Write out every row below word for word, with no changes to any line.

Annotated element listings:
====

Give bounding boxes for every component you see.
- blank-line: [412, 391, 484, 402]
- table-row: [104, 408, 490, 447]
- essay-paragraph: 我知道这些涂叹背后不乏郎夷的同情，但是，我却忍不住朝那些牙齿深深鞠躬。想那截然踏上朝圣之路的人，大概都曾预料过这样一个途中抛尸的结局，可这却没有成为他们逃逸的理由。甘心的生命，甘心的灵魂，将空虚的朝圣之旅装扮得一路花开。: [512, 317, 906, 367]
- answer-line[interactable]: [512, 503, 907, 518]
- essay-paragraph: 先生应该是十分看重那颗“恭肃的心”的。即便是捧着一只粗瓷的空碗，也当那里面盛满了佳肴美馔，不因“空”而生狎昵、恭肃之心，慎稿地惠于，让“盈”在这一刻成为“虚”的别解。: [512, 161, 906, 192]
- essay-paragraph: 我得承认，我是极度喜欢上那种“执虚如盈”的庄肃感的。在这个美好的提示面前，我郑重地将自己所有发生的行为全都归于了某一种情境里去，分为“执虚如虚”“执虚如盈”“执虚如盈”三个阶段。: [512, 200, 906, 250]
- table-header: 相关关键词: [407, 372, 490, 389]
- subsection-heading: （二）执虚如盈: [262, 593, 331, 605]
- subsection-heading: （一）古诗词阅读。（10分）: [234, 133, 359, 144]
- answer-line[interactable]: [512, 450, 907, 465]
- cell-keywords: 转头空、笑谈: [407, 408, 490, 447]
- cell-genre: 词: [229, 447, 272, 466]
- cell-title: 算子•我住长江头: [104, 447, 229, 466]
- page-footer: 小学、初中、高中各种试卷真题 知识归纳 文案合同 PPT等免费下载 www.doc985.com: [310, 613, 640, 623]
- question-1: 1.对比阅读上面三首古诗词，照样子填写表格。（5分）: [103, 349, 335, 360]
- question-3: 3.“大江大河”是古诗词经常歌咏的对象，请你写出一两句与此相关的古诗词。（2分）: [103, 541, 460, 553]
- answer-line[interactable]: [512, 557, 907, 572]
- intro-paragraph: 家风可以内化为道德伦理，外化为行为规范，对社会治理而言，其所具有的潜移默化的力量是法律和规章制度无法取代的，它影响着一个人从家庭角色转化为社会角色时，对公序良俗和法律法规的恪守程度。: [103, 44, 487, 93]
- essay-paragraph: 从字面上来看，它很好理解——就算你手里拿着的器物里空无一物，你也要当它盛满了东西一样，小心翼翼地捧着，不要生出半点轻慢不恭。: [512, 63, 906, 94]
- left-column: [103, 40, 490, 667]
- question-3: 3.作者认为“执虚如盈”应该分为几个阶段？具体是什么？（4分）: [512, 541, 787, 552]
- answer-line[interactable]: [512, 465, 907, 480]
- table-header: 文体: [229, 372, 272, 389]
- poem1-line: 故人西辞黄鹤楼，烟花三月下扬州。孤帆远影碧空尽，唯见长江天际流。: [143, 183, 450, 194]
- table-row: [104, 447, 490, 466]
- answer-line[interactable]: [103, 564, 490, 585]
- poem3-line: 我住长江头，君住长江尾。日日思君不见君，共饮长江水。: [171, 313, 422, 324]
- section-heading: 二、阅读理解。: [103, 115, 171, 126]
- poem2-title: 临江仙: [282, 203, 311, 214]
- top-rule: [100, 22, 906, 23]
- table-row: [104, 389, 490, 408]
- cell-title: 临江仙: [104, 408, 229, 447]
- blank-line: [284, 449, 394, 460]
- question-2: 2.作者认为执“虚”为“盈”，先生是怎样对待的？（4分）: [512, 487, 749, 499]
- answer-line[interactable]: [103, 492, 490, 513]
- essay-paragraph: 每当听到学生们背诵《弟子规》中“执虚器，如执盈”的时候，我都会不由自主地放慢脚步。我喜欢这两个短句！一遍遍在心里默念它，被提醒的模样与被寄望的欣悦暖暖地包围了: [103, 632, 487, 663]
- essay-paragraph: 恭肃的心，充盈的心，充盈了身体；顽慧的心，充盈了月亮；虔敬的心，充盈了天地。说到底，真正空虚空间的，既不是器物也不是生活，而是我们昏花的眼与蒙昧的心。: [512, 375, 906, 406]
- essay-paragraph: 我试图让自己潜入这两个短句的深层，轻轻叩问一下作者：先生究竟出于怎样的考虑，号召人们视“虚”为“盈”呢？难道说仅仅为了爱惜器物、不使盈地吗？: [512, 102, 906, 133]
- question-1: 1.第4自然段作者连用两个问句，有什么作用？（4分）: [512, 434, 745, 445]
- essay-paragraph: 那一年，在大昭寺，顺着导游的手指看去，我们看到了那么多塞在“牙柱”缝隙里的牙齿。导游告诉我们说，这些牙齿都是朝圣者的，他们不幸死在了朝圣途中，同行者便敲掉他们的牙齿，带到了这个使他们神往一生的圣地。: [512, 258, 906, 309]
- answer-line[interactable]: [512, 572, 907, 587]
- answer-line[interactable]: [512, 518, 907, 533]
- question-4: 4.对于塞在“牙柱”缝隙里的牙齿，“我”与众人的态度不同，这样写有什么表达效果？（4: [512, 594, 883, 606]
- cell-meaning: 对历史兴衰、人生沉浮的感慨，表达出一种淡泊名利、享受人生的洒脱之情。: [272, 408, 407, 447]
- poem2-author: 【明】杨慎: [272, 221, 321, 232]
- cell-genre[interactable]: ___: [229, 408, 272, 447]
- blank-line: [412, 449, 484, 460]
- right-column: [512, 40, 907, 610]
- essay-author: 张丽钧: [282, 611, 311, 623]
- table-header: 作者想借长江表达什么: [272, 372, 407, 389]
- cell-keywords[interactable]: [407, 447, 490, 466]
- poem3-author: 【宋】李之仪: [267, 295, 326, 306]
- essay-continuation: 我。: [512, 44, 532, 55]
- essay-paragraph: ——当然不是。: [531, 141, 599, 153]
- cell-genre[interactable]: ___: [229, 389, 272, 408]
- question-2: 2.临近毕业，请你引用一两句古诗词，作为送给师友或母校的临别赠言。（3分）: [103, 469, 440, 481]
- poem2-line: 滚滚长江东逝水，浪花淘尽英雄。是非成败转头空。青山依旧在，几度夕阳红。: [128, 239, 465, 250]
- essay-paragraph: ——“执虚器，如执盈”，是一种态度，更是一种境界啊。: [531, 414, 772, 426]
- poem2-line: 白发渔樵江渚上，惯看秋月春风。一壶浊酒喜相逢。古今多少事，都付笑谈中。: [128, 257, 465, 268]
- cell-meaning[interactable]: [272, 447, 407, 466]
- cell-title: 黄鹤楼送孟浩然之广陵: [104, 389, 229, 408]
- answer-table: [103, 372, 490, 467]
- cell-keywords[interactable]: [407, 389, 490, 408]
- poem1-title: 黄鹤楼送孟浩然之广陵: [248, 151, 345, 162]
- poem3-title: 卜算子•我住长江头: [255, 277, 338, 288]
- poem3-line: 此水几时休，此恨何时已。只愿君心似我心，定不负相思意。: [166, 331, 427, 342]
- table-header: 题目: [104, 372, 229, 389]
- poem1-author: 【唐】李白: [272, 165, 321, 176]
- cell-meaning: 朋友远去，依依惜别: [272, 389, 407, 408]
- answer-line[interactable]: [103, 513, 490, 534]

====

Exercise result.
Give bounding boxes for every component you see.
- blank-line: [412, 391, 484, 402]
- table-row: [104, 408, 490, 447]
- essay-paragraph: 我知道这些涂叹背后不乏郎夷的同情，但是，我却忍不住朝那些牙齿深深鞠躬。想那截然踏上朝圣之路的人，大概都曾预料过这样一个途中抛尸的结局，可这却没有成为他们逃逸的理由。甘心的生命，甘心的灵魂，将空虚的朝圣之旅装扮得一路花开。: [512, 317, 906, 367]
- answer-line[interactable]: [512, 503, 907, 518]
- essay-paragraph: 先生应该是十分看重那颗“恭肃的心”的。即便是捧着一只粗瓷的空碗，也当那里面盛满了佳肴美馔，不因“空”而生狎昵、恭肃之心，慎稿地惠于，让“盈”在这一刻成为“虚”的别解。: [512, 161, 906, 192]
- essay-paragraph: 我得承认，我是极度喜欢上那种“执虚如盈”的庄肃感的。在这个美好的提示面前，我郑重地将自己所有发生的行为全都归于了某一种情境里去，分为“执虚如虚”“执虚如盈”“执虚如盈”三个阶段。: [512, 200, 906, 250]
- table-header: 相关关键词: [407, 372, 490, 389]
- subsection-heading: （二）执虚如盈: [262, 593, 331, 605]
- subsection-heading: （一）古诗词阅读。（10分）: [234, 133, 359, 144]
- answer-line[interactable]: [512, 450, 907, 465]
- cell-keywords: 转头空、笑谈: [407, 408, 490, 447]
- cell-genre: 词: [229, 447, 272, 466]
- cell-title: 算子•我住长江头: [104, 447, 229, 466]
- page-footer: 小学、初中、高中各种试卷真题 知识归纳 文案合同 PPT等免费下载 www.doc985.com: [310, 613, 640, 623]
- question-1: 1.对比阅读上面三首古诗词，照样子填写表格。（5分）: [103, 349, 335, 360]
- question-3: 3.“大江大河”是古诗词经常歌咏的对象，请你写出一两句与此相关的古诗词。（2分）: [103, 541, 460, 553]
- answer-line[interactable]: [512, 557, 907, 572]
- intro-paragraph: 家风可以内化为道德伦理，外化为行为规范，对社会治理而言，其所具有的潜移默化的力量是法律和规章制度无法取代的，它影响着一个人从家庭角色转化为社会角色时，对公序良俗和法律法规的恪守程度。: [103, 44, 487, 93]
- essay-paragraph: 从字面上来看，它很好理解——就算你手里拿着的器物里空无一物，你也要当它盛满了东西一样，小心翼翼地捧着，不要生出半点轻慢不恭。: [512, 63, 906, 94]
- left-column: [103, 40, 490, 667]
- question-3: 3.作者认为“执虚如盈”应该分为几个阶段？具体是什么？（4分）: [512, 541, 787, 552]
- answer-line[interactable]: [512, 465, 907, 480]
- table-header: 文体: [229, 372, 272, 389]
- poem1-line: 故人西辞黄鹤楼，烟花三月下扬州。孤帆远影碧空尽，唯见长江天际流。: [143, 183, 450, 194]
- table-row: [104, 447, 490, 466]
- answer-line[interactable]: [103, 564, 490, 585]
- poem3-line: 我住长江头，君住长江尾。日日思君不见君，共饮长江水。: [171, 313, 422, 324]
- section-heading: 二、阅读理解。: [103, 115, 171, 126]
- poem2-title: 临江仙: [282, 203, 311, 214]
- top-rule: [100, 22, 906, 23]
- table-row: [104, 389, 490, 408]
- cell-title: 临江仙: [104, 408, 229, 447]
- blank-line: [284, 449, 394, 460]
- question-2: 2.作者认为执“虚”为“盈”，先生是怎样对待的？（4分）: [512, 487, 749, 499]
- answer-line[interactable]: [103, 492, 490, 513]
- essay-paragraph: 每当听到学生们背诵《弟子规》中“执虚器，如执盈”的时候，我都会不由自主地放慢脚步。我喜欢这两个短句！一遍遍在心里默念它，被提醒的模样与被寄望的欣悦暖暖地包围了: [103, 632, 487, 663]
- essay-paragraph: 恭肃的心，充盈的心，充盈了身体；顽慧的心，充盈了月亮；虔敬的心，充盈了天地。说到底，真正空虚空间的，既不是器物也不是生活，而是我们昏花的眼与蒙昧的心。: [512, 375, 906, 406]
- essay-paragraph: 我试图让自己潜入这两个短句的深层，轻轻叩问一下作者：先生究竟出于怎样的考虑，号召人们视“虚”为“盈”呢？难道说仅仅为了爱惜器物、不使盈地吗？: [512, 102, 906, 133]
- question-1: 1.第4自然段作者连用两个问句，有什么作用？（4分）: [512, 434, 745, 445]
- essay-paragraph: 那一年，在大昭寺，顺着导游的手指看去，我们看到了那么多塞在“牙柱”缝隙里的牙齿。导游告诉我们说，这些牙齿都是朝圣者的，他们不幸死在了朝圣途中，同行者便敲掉他们的牙齿，带到了这个使他们神往一生的圣地。: [512, 258, 906, 309]
- answer-line[interactable]: [512, 572, 907, 587]
- answer-line[interactable]: [512, 518, 907, 533]
- question-4: 4.对于塞在“牙柱”缝隙里的牙齿，“我”与众人的态度不同，这样写有什么表达效果？（4: [512, 594, 883, 606]
- cell-meaning: 对历史兴衰、人生沉浮的感慨，表达出一种淡泊名利、享受人生的洒脱之情。: [272, 408, 407, 447]
- poem2-author: 【明】杨慎: [272, 221, 321, 232]
- cell-genre[interactable]: ___: [229, 408, 272, 447]
- blank-line: [412, 449, 484, 460]
- right-column: [512, 40, 907, 610]
- essay-author: 张丽钧: [282, 611, 311, 623]
- table-header: 作者想借长江表达什么: [272, 372, 407, 389]
- cell-keywords[interactable]: [407, 447, 490, 466]
- poem3-author: 【宋】李之仪: [267, 295, 326, 306]
- essay-continuation: 我。: [512, 44, 532, 55]
- essay-paragraph: ——当然不是。: [531, 141, 599, 153]
- cell-genre[interactable]: ___: [229, 389, 272, 408]
- question-2: 2.临近毕业，请你引用一两句古诗词，作为送给师友或母校的临别赠言。（3分）: [103, 469, 440, 481]
- poem2-line: 滚滚长江东逝水，浪花淘尽英雄。是非成败转头空。青山依旧在，几度夕阳红。: [128, 239, 465, 250]
- essay-paragraph: ——“执虚器，如执盈”，是一种态度，更是一种境界啊。: [531, 414, 772, 426]
- poem2-line: 白发渔樵江渚上，惯看秋月春风。一壶浊酒喜相逢。古今多少事，都付笑谈中。: [128, 257, 465, 268]
- cell-meaning[interactable]: [272, 447, 407, 466]
- cell-title: 黄鹤楼送孟浩然之广陵: [104, 389, 229, 408]
- answer-table: [103, 372, 490, 467]
- cell-keywords[interactable]: [407, 389, 490, 408]
- poem1-title: 黄鹤楼送孟浩然之广陵: [248, 151, 345, 162]
- poem3-title: 卜算子•我住长江头: [255, 277, 338, 288]
- poem3-line: 此水几时休，此恨何时已。只愿君心似我心，定不负相思意。: [166, 331, 427, 342]
- table-header: 题目: [104, 372, 229, 389]
- poem1-author: 【唐】李白: [272, 165, 321, 176]
- cell-meaning: 朋友远去，依依惜别: [272, 389, 407, 408]
- answer-line[interactable]: [103, 513, 490, 534]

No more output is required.